* _DESCRIPTION OF THE TASK_
Search the material below for the string "最佳体育志愿服务组织" and list each line that holds it.

────

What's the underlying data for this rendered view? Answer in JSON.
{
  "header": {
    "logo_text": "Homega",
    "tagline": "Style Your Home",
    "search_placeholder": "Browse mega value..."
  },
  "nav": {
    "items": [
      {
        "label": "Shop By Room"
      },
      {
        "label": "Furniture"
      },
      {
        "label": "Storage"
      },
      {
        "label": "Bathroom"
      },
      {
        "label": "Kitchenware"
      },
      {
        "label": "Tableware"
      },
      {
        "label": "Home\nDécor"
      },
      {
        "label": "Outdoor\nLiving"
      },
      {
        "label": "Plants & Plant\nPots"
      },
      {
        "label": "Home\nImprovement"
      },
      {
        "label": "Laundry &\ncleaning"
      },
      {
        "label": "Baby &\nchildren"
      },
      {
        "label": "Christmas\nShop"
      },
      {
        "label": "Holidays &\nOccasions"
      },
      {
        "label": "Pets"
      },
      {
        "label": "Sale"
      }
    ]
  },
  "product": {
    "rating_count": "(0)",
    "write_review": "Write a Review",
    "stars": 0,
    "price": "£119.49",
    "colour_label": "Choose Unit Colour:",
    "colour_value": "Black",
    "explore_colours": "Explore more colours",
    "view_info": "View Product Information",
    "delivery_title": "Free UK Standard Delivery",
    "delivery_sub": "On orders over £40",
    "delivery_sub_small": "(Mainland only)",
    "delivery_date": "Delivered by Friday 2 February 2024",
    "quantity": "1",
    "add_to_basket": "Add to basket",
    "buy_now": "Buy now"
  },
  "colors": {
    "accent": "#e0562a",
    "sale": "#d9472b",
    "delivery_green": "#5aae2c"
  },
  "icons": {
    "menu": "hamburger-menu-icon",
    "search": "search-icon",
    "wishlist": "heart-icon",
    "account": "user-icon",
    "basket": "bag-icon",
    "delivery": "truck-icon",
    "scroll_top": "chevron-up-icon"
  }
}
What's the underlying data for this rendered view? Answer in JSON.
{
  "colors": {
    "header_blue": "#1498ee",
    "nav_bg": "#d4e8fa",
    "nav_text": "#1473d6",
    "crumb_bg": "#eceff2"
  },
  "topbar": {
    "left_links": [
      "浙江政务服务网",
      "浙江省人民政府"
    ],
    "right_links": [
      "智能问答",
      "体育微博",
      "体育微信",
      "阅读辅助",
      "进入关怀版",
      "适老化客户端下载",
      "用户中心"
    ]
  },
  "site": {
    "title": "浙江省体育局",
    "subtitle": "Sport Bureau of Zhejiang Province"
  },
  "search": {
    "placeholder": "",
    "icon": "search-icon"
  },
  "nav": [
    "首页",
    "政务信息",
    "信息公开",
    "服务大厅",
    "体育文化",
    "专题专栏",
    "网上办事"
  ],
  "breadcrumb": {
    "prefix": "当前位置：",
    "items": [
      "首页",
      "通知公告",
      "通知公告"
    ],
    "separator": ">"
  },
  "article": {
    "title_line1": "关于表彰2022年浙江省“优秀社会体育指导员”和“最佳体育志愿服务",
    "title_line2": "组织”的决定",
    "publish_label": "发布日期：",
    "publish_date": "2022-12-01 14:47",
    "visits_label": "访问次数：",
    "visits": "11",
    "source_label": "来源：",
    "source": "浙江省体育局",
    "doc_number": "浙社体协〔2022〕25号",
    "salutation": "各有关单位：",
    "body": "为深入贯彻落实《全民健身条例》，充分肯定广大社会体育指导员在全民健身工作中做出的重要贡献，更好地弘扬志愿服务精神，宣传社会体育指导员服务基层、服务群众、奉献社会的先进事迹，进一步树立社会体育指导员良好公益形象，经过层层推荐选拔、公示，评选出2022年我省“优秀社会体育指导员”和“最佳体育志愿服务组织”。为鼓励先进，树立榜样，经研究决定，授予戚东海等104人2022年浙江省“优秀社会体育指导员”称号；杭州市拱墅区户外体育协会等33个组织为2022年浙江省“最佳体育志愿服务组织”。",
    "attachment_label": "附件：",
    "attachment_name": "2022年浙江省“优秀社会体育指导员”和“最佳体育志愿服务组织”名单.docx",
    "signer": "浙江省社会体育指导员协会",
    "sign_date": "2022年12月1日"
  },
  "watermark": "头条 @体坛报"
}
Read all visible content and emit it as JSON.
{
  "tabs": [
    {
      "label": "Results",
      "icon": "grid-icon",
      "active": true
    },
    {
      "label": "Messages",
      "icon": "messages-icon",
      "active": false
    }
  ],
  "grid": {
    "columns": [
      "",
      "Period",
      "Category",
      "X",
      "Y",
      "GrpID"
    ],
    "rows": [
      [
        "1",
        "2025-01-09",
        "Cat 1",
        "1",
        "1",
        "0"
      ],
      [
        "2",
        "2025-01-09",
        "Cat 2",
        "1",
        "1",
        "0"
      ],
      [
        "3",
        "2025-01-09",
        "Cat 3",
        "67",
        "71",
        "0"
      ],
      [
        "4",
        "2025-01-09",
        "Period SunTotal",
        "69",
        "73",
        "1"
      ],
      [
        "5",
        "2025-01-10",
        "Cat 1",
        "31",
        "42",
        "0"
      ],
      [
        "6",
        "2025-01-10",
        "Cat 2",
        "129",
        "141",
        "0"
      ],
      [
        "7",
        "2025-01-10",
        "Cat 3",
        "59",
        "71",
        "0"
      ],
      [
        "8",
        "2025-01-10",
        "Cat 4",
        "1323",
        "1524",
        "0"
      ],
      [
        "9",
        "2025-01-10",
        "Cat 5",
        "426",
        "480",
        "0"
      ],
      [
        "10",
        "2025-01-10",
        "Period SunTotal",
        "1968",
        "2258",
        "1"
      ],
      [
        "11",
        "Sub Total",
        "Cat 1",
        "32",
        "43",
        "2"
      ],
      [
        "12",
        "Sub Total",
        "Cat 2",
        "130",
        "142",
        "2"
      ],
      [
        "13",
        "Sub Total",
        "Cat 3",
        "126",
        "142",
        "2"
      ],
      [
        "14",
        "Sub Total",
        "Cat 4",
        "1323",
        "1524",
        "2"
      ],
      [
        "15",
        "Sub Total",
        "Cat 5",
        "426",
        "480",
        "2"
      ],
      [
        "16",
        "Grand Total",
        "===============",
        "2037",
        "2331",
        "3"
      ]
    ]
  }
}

────

* _OUTPUT_
    "body": "为深入贯彻落实《全民健身条例》，充分肯定广大社会体育指导员在全民健身工作中做出的重要贡献，更好地弘扬志愿服务精神，宣传社会体育指导员服务基层、服务群众、奉献社会的先进事迹，进一步树立社会体育指导员良好公益形象，经过层层推荐选拔、公示，评选出2022年我省“优秀社会体育指导员”和“最佳体育志愿服务组织”。为鼓励先进，树立榜样，经研究决定，授予戚东海等104人2022年浙江省“优秀社会体育指导员”称号；杭州市拱墅区户外体育协会等33个组织为2022年浙江省“最佳体育志愿服务组织”。",
    "attachment_name": "2022年浙江省“优秀社会体育指导员”和“最佳体育志愿服务组织”名单.docx",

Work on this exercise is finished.